**Extract**
********
Re:Stop trying to teach what you don't understand (0)

Anonymous Coward | more than 2 years ago | (#40127837)

if it's not a series of tubes then what is it?

Re:Stop trying to teach what you don't understand (1)

bingoUV (1066850) | more than 2 years ago | (#40152879)

If you don't create a mechanism to keep Google out (e.g. robots.txt) then - by your own admission - you have opted to allow Googlebot to read what you publish to the world.

Allowing Google to do something does not mean asking Google to do it. Allowing does not involve "service".

Re:Incremental and/or parallel computing? (1)

Dark$ide (732508) | more than 2 years ago | (#40130677)

What happens when Google chooses to ignore my carefully crafted robots.txt?

If they then download the my javascript experiment and run it at their cost, that's their problem.

When I can trust crawlers to not ignore my robots.txt I'll stop using fail2ban on my apache logs.

Re:Incremental and/or parallel computing? (0)

postbigbang (761081) | about 2 years ago | (#40119795)

There is no reason to believe, as the research is scant at best, that Google even respects a robots.txt file. They are a vacuum hose attached to an analytic engine, easily metaphorized to Steven King's Langoliers.

Here's your sign (2)

Zero__Kelvin (151819) | about 2 years ago | (#40123499)

"There is no reason to believe, as the research is scant at best, that Google even respects a robots.txt file [google.com] .

From the preceeding link: "Make use of the robots.txt file on your web server. This file tells crawlers which directories can or cannot be crawled. Make sure it's current for your site so that you don't accidentally block the Googlebot crawler. Visit http://code.google.com/web/controlcrawlindex/docs/faq.html [google.com] to learn how to instruct robots when they visit your site. You can test your robots.txt file to make sure you're using it correctly with the robots.txt analysis tool available in Google Webmaster Tools.

Re:Incremental and/or parallel computing? (1)

amRadioHed (463061) | more than 2 years ago | (#40125643)

Research is scant? It's ridiculously easy for anyone with a webserver to verify if Google respects robots.txt.

Re:Incremental and/or parallel computing? (0)

Anonymous Coward | about 2 years ago | (#40120131)

You're a bit of a moron aren't you. I think you need to read up on the concept of 'opt in' vs 'opt out'.
********
**What this exercise asks**
1. According to the thread, what can be used to check that a robots.txt file is being used correctly?
2. List each distinct poster name that appears in the thread, giving each name once.
The lines that come after this thread have no connection to it.

**Material shown**
********
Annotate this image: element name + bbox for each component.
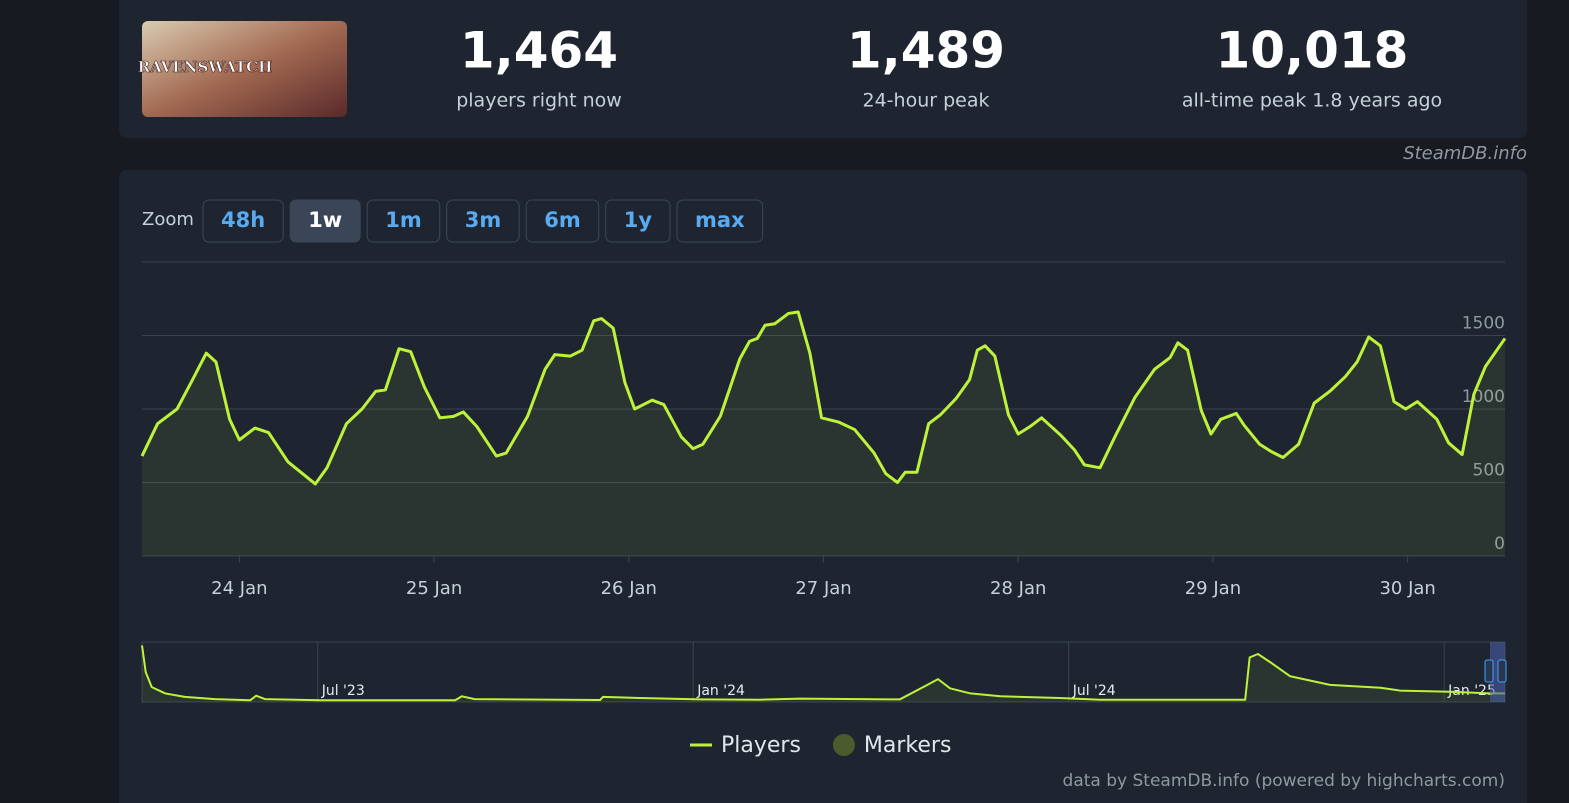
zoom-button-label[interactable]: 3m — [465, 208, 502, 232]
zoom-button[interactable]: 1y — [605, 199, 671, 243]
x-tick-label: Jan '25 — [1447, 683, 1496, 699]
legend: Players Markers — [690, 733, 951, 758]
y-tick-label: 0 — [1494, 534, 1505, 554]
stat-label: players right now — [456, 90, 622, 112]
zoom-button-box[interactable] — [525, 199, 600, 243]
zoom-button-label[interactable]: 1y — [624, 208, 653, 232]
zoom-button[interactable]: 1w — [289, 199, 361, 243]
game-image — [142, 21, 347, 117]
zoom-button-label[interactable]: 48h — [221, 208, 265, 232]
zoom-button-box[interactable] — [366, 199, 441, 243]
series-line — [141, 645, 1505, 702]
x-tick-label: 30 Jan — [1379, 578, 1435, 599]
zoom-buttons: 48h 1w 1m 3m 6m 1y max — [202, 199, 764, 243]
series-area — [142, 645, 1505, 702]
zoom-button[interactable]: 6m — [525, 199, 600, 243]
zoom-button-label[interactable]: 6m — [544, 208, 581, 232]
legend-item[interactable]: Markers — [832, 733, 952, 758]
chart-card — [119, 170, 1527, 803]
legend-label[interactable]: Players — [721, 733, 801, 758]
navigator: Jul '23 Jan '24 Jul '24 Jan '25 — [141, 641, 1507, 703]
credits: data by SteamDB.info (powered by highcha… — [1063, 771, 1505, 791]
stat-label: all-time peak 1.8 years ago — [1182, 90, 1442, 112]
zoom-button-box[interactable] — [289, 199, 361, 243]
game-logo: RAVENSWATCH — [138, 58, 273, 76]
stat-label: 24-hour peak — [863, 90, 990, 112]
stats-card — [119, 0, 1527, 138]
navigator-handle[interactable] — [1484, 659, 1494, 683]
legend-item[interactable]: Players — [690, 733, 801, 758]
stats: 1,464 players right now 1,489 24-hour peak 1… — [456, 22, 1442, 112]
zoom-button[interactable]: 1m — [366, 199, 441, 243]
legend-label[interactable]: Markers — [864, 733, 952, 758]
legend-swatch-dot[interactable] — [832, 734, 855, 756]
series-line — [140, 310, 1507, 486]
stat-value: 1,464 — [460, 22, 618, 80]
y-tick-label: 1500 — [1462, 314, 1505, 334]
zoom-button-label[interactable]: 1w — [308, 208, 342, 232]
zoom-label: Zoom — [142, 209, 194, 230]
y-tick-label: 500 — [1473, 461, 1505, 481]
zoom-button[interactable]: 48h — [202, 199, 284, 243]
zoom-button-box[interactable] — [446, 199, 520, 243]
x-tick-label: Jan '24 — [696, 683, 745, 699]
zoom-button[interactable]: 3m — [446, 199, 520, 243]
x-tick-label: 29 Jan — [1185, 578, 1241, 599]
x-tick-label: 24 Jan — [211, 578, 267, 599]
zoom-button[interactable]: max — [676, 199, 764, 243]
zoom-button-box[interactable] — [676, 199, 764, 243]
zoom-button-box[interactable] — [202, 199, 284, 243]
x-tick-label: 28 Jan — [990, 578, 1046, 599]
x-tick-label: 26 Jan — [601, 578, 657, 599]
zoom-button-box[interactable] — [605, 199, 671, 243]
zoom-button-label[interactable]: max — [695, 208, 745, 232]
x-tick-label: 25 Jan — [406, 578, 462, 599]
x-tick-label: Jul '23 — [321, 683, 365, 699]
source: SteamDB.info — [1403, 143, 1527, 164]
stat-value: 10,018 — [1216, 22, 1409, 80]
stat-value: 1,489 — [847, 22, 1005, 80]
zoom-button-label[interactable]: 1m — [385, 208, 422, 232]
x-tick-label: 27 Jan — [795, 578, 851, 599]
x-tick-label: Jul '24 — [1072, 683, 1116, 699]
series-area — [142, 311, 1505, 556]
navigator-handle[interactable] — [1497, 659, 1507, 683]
********
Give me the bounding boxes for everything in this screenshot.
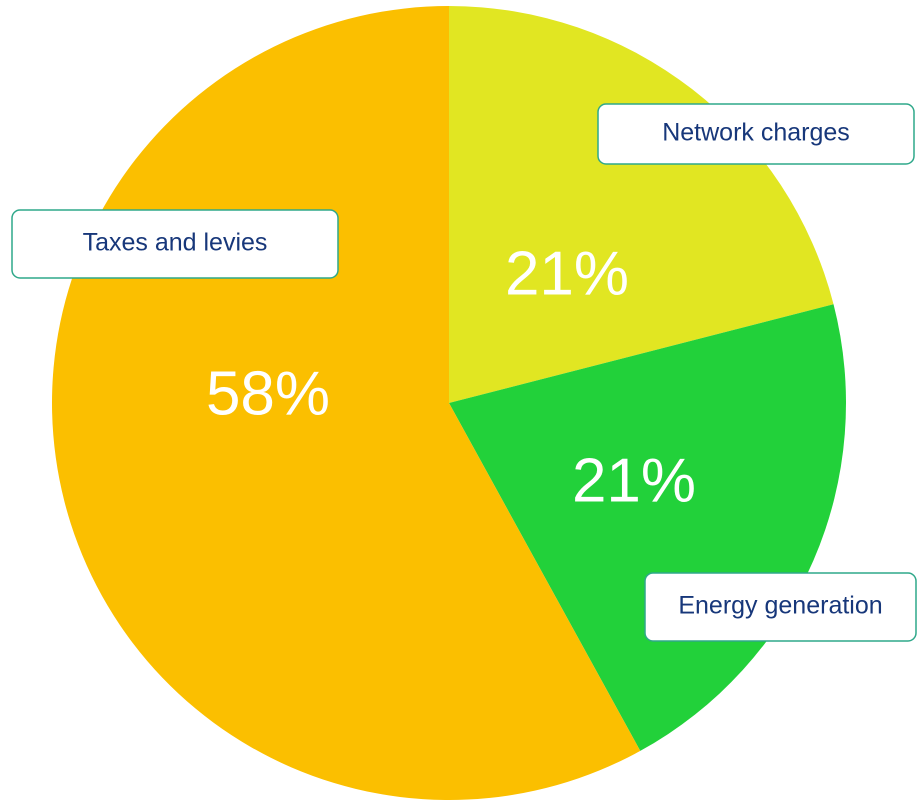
********
**Correct answers**
1. The robots.txt analysis tool available in Google Webmaster Tools.

2. Anonymous Coward, bingoUV, Dark$ide, postbigbang, Zero__Kelvin, amRadioHed